# [Short task]
Your task is to copy every line of the entries that contains "this".

# [Working data]
* BEGIN *
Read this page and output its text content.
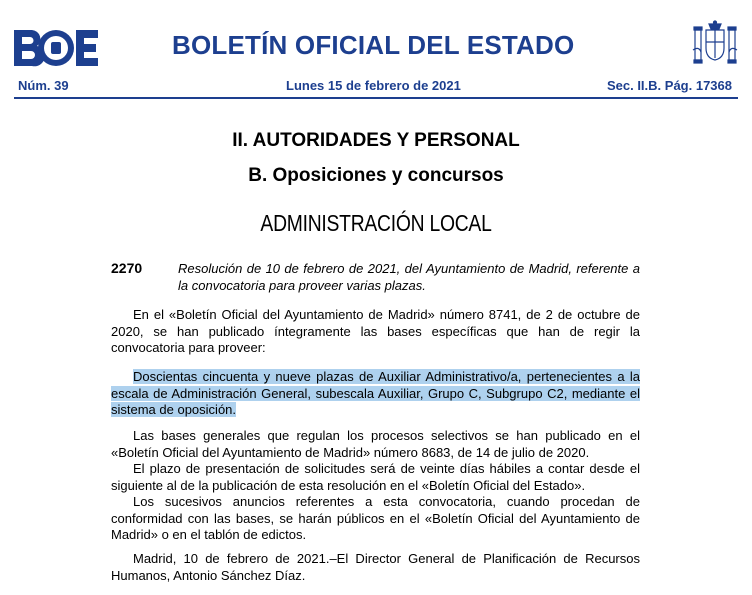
BOLETÍN OFICIAL DEL ESTADO
Núm. 39	Lunes 15 de febrero de 2021	Sec. II.B. Pág. 17368
II. AUTORIDADES Y PERSONAL
B. Oposiciones y concursos
ADMINISTRACIÓN LOCAL
2270	Resolución de 10 de febrero de 2021, del Ayuntamiento de Madrid, referente a la convocatoria para proveer varias plazas.

En el «Boletín Oficial del Ayuntamiento de Madrid» número 8741, de 2 de octubre de 2020, se han publicado íntegramente las bases específicas que han de regir la convocatoria para proveer:

Doscientas cincuenta y nueve plazas de Auxiliar Administrativo/a, pertenecientes a la escala de Administración General, subescala Auxiliar, Grupo C, Subgrupo C2, mediante el sistema de oposición.

Las bases generales que regulan los procesos selectivos se han publicado en el «Boletín Oficial del Ayuntamiento de Madrid» número 8683, de 14 de julio de 2020.

El plazo de presentación de solicitudes será de veinte días hábiles a contar desde el siguiente al de la publicación de esta resolución en el «Boletín Oficial del Estado».

Los sucesivos anuncios referentes a esta convocatoria, cuando procedan de conformidad con las bases, se harán públicos en el «Boletín Oficial del Ayuntamiento de Madrid» o en el tablón de edictos.

Madrid, 10 de febrero de 2021.–El Director General de Planificación de Recursos Humanos, Antonio Sánchez Díaz.
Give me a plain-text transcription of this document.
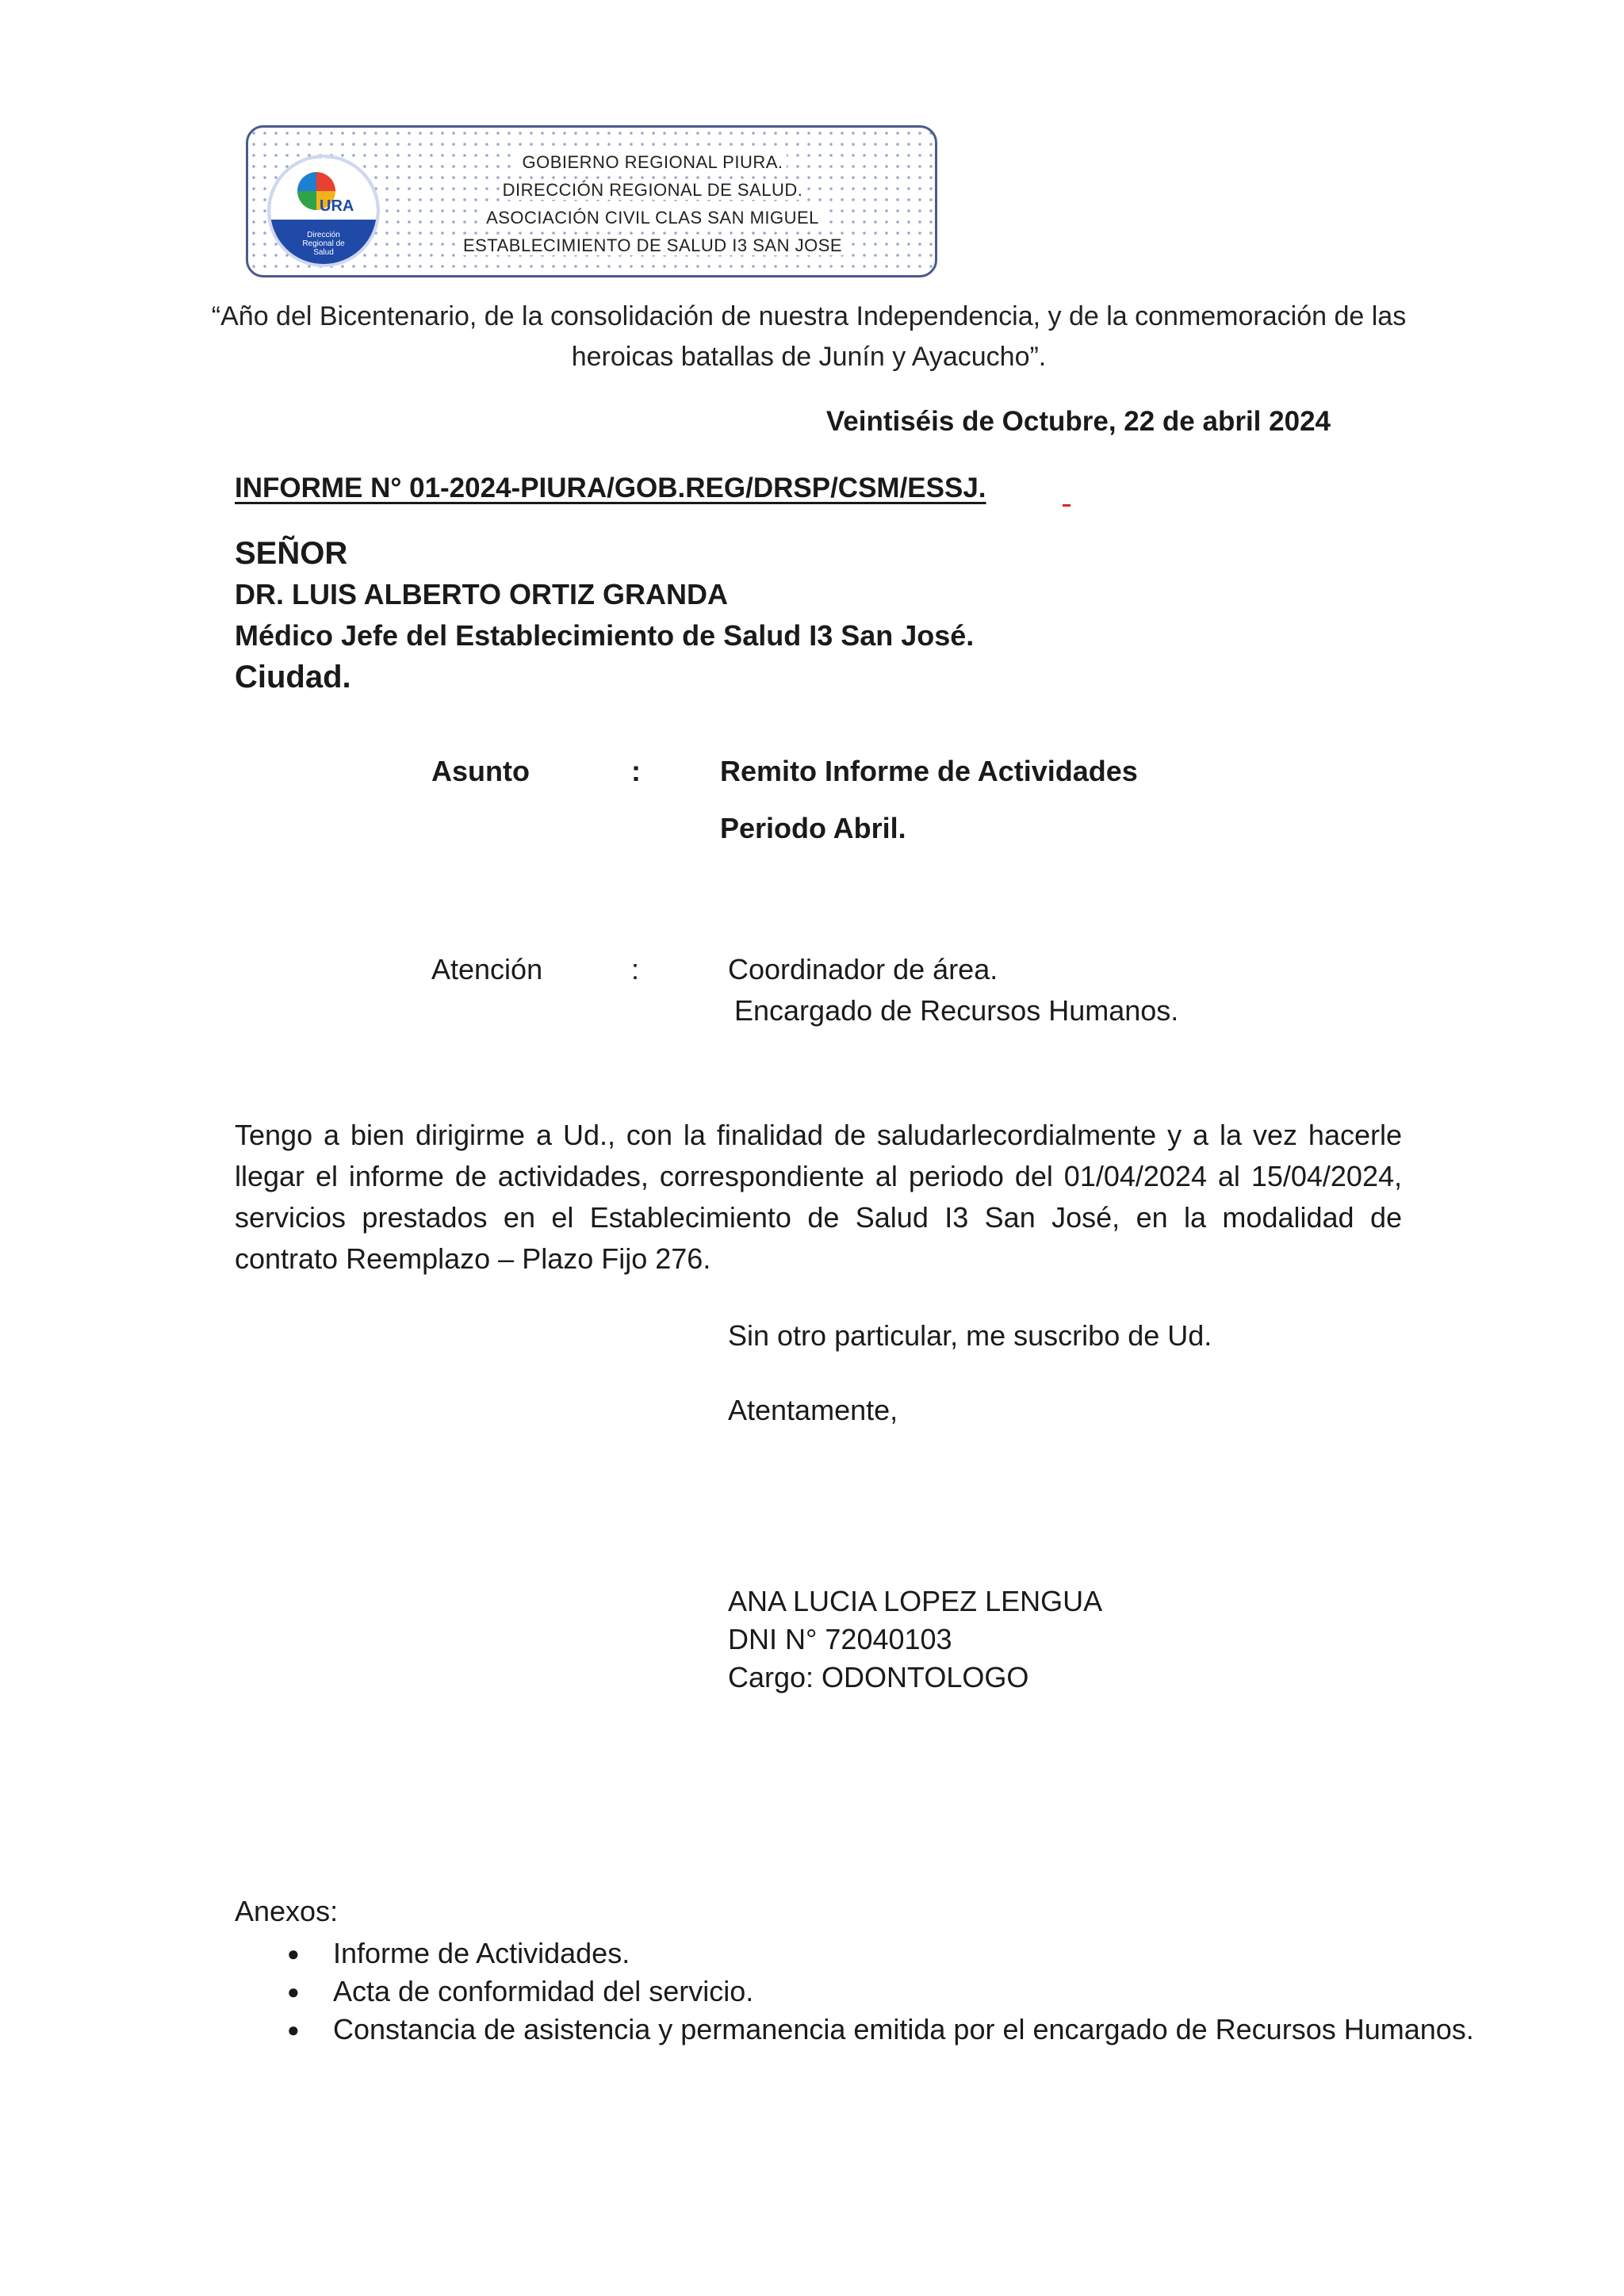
URA
Dirección
Regional de
Salud
GOBIERNO REGIONAL PIURA.
DIRECCIÓN REGIONAL DE SALUD.
ASOCIACIÓN CIVIL CLAS SAN MIGUEL
ESTABLECIMIENTO DE SALUD I3 SAN JOSE
“Año del Bicentenario, de la consolidación de nuestra Independencia, y de la conmemoración de las heroicas batallas de Junín y Ayacucho”.
Veintiséis de Octubre, 22 de abril 2024
INFORME N° 01-2024-PIURA/GOB.REG/DRSP/CSM/ESSJ.
SEÑOR
DR. LUIS ALBERTO ORTIZ GRANDA
Médico Jefe del Establecimiento de Salud I3 San José.
Ciudad.
Asunto	:	Remito Informe de Actividades
Periodo Abril.
Atención	:	Coordinador de área.
Encargado de Recursos Humanos.
Tengo a bien dirigirme a Ud., con la finalidad de saludarlecordialmente y a la vez hacerle llegar el informe de actividades, correspondiente al periodo del 01/04/2024 al 15/04/2024, servicios prestados en el Establecimiento de Salud I3 San José, en la modalidad de contrato Reemplazo – Plazo Fijo 276.
Sin otro particular, me suscribo de Ud.
Atentamente,
ANA LUCIA LOPEZ LENGUA
DNI N° 72040103
Cargo: ODONTOLOGO
Anexos:
● Informe de Actividades.
● Acta de conformidad del servicio.
● Constancia de asistencia y permanencia emitida por el encargado de Recursos Humanos.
* END *
# [Written solution]
Read this page and output its text content.
Give me a plain-text transcription of this document.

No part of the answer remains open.